TASK INSTRUCTIONS. Reproduce each line of the material exactly, minus any picture.
==========
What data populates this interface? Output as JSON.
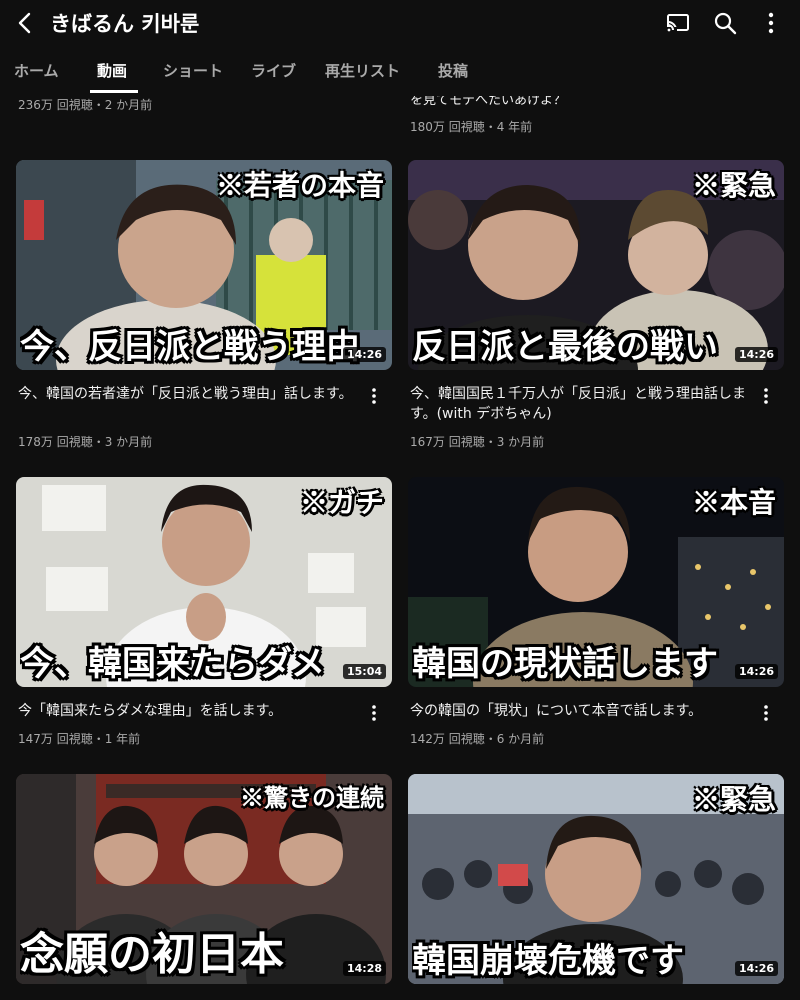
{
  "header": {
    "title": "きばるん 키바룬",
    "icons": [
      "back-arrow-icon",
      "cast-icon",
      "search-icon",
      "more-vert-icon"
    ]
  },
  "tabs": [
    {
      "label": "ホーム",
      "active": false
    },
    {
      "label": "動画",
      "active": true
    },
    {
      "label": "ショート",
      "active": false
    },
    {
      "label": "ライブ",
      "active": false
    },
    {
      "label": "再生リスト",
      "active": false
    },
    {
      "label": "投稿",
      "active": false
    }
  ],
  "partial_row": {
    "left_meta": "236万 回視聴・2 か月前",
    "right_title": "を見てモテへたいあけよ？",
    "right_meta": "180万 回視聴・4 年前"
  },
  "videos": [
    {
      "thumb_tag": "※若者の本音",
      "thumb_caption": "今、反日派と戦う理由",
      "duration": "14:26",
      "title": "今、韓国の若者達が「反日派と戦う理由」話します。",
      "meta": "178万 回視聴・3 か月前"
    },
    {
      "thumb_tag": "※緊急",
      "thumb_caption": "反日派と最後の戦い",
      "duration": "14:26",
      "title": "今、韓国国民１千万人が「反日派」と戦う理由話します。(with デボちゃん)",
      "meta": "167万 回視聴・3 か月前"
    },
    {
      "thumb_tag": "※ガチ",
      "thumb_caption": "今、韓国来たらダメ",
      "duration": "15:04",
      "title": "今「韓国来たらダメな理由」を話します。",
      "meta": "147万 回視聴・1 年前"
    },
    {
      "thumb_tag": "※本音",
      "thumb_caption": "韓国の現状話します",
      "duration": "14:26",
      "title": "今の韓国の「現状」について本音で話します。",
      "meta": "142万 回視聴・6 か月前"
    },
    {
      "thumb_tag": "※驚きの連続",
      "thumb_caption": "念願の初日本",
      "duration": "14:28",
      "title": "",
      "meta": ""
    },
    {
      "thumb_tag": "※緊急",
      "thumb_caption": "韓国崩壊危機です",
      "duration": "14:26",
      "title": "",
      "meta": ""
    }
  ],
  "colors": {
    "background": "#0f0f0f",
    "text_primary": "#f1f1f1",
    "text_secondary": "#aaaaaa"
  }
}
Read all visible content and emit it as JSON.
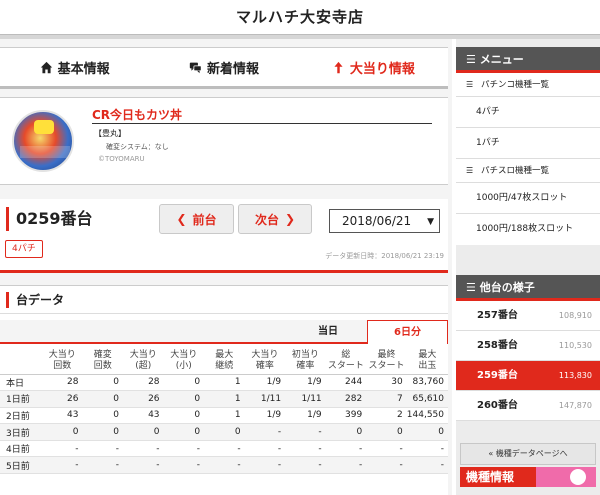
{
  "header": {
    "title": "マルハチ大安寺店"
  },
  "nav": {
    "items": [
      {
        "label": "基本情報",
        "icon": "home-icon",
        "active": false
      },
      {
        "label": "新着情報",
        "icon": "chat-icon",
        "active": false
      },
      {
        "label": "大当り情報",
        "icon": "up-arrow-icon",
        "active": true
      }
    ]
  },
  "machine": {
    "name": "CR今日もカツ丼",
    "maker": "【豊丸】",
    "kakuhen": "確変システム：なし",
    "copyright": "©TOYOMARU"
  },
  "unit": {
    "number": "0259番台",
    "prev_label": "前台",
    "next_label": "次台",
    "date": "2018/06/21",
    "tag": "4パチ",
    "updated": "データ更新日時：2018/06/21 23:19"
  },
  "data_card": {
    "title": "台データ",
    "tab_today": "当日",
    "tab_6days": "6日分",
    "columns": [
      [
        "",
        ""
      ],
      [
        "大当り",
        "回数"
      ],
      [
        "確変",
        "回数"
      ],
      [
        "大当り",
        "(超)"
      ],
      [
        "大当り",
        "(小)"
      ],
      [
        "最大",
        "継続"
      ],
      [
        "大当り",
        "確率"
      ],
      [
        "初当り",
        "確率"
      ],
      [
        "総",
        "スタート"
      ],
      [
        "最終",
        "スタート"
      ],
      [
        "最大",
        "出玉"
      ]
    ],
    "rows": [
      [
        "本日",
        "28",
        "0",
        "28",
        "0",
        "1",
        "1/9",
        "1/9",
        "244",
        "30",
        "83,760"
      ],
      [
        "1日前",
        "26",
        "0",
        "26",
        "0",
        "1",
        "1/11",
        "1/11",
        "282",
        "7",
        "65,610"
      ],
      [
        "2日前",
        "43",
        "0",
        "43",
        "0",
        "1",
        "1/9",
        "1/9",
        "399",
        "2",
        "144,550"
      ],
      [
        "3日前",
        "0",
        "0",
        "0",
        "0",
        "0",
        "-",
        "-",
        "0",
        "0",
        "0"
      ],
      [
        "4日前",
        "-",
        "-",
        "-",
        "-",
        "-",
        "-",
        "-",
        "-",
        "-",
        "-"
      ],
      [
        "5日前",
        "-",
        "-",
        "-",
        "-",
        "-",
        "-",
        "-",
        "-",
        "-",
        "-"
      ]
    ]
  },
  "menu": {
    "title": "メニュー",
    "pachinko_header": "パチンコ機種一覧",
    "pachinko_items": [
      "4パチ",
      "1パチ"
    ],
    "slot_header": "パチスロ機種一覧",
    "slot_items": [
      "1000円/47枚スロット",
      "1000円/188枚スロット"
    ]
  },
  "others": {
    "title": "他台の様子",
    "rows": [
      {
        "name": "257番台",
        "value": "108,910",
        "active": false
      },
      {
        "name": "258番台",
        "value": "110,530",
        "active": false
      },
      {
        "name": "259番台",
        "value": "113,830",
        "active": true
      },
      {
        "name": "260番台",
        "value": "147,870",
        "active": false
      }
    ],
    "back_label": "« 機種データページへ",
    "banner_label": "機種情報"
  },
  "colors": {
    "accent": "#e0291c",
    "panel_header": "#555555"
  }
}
==========
RESULT.
What data populates this interface? Output as JSON.
{
  "header": {
    "title": "きばるん 키바룬",
    "icons": [
      "back-arrow-icon",
      "cast-icon",
      "search-icon",
      "more-vert-icon"
    ]
  },
  "tabs": [
    {
      "label": "ホーム",
      "active": false
    },
    {
      "label": "動画",
      "active": true
    },
    {
      "label": "ショート",
      "active": false
    },
    {
      "label": "ライブ",
      "active": false
    },
    {
      "label": "再生リスト",
      "active": false
    },
    {
      "label": "投稿",
      "active": false
    }
  ],
  "partial_row": {
    "left_meta": "236万 回視聴・2 か月前",
    "right_title": "を見てモテへたいあけよ？",
    "right_meta": "180万 回視聴・4 年前"
  },
  "videos": [
    {
      "thumb_tag": "※若者の本音",
      "thumb_caption": "今、反日派と戦う理由",
      "duration": "14:26",
      "title": "今、韓国の若者達が「反日派と戦う理由」話します。",
      "meta": "178万 回視聴・3 か月前"
    },
    {
      "thumb_tag": "※緊急",
      "thumb_caption": "反日派と最後の戦い",
      "duration": "14:26",
      "title": "今、韓国国民１千万人が「反日派」と戦う理由話します。(with デボちゃん)",
      "meta": "167万 回視聴・3 か月前"
    },
    {
      "thumb_tag": "※ガチ",
      "thumb_caption": "今、韓国来たらダメ",
      "duration": "15:04",
      "title": "今「韓国来たらダメな理由」を話します。",
      "meta": "147万 回視聴・1 年前"
    },
    {
      "thumb_tag": "※本音",
      "thumb_caption": "韓国の現状話します",
      "duration": "14:26",
      "title": "今の韓国の「現状」について本音で話します。",
      "meta": "142万 回視聴・6 か月前"
    },
    {
      "thumb_tag": "※驚きの連続",
      "thumb_caption": "念願の初日本",
      "duration": "14:28",
      "title": "",
      "meta": ""
    },
    {
      "thumb_tag": "※緊急",
      "thumb_caption": "韓国崩壊危機です",
      "duration": "14:26",
      "title": "",
      "meta": ""
    }
  ],
  "colors": {
    "background": "#0f0f0f",
    "text_primary": "#f1f1f1",
    "text_secondary": "#aaaaaa"
  }
}
Read all visible content and emit it as JSON.
{
  "header": {
    "title": "マルハチ大安寺店"
  },
  "nav": {
    "items": [
      {
        "label": "基本情報",
        "icon": "home-icon",
        "active": false
      },
      {
        "label": "新着情報",
        "icon": "chat-icon",
        "active": false
      },
      {
        "label": "大当り情報",
        "icon": "up-arrow-icon",
        "active": true
      }
    ]
  },
  "machine": {
    "name": "CR今日もカツ丼",
    "maker": "【豊丸】",
    "kakuhen": "確変システム：なし",
    "copyright": "©TOYOMARU"
  },
  "unit": {
    "number": "0259番台",
    "prev_label": "前台",
    "next_label": "次台",
    "date": "2018/06/21",
    "tag": "4パチ",
    "updated": "データ更新日時：2018/06/21 23:19"
  },
  "data_card": {
    "title": "台データ",
    "tab_today": "当日",
    "tab_6days": "6日分",
    "columns": [
      [
        "",
        ""
      ],
      [
        "大当り",
        "回数"
      ],
      [
        "確変",
        "回数"
      ],
      [
        "大当り",
        "(超)"
      ],
      [
        "大当り",
        "(小)"
      ],
      [
        "最大",
        "継続"
      ],
      [
        "大当り",
        "確率"
      ],
      [
        "初当り",
        "確率"
      ],
      [
        "総",
        "スタート"
      ],
      [
        "最終",
        "スタート"
      ],
      [
        "最大",
        "出玉"
      ]
    ],
    "rows": [
      [
        "本日",
        "28",
        "0",
        "28",
        "0",
        "1",
        "1/9",
        "1/9",
        "244",
        "30",
        "83,760"
      ],
      [
        "1日前",
        "26",
        "0",
        "26",
        "0",
        "1",
        "1/11",
        "1/11",
        "282",
        "7",
        "65,610"
      ],
      [
        "2日前",
        "43",
        "0",
        "43",
        "0",
        "1",
        "1/9",
        "1/9",
        "399",
        "2",
        "144,550"
      ],
      [
        "3日前",
        "0",
        "0",
        "0",
        "0",
        "0",
        "-",
        "-",
        "0",
        "0",
        "0"
      ],
      [
        "4日前",
        "-",
        "-",
        "-",
        "-",
        "-",
        "-",
        "-",
        "-",
        "-",
        "-"
      ],
      [
        "5日前",
        "-",
        "-",
        "-",
        "-",
        "-",
        "-",
        "-",
        "-",
        "-",
        "-"
      ]
    ]
  },
  "menu": {
    "title": "メニュー",
    "pachinko_header": "パチンコ機種一覧",
    "pachinko_items": [
      "4パチ",
      "1パチ"
    ],
    "slot_header": "パチスロ機種一覧",
    "slot_items": [
      "1000円/47枚スロット",
      "1000円/188枚スロット"
    ]
  },
  "others": {
    "title": "他台の様子",
    "rows": [
      {
        "name": "257番台",
        "value": "108,910",
        "active": false
      },
      {
        "name": "258番台",
        "value": "110,530",
        "active": false
      },
      {
        "name": "259番台",
        "value": "113,830",
        "active": true
      },
      {
        "name": "260番台",
        "value": "147,870",
        "active": false
      }
    ],
    "back_label": "« 機種データページへ",
    "banner_label": "機種情報"
  },
  "colors": {
    "accent": "#e0291c",
    "panel_header": "#555555"
  }
}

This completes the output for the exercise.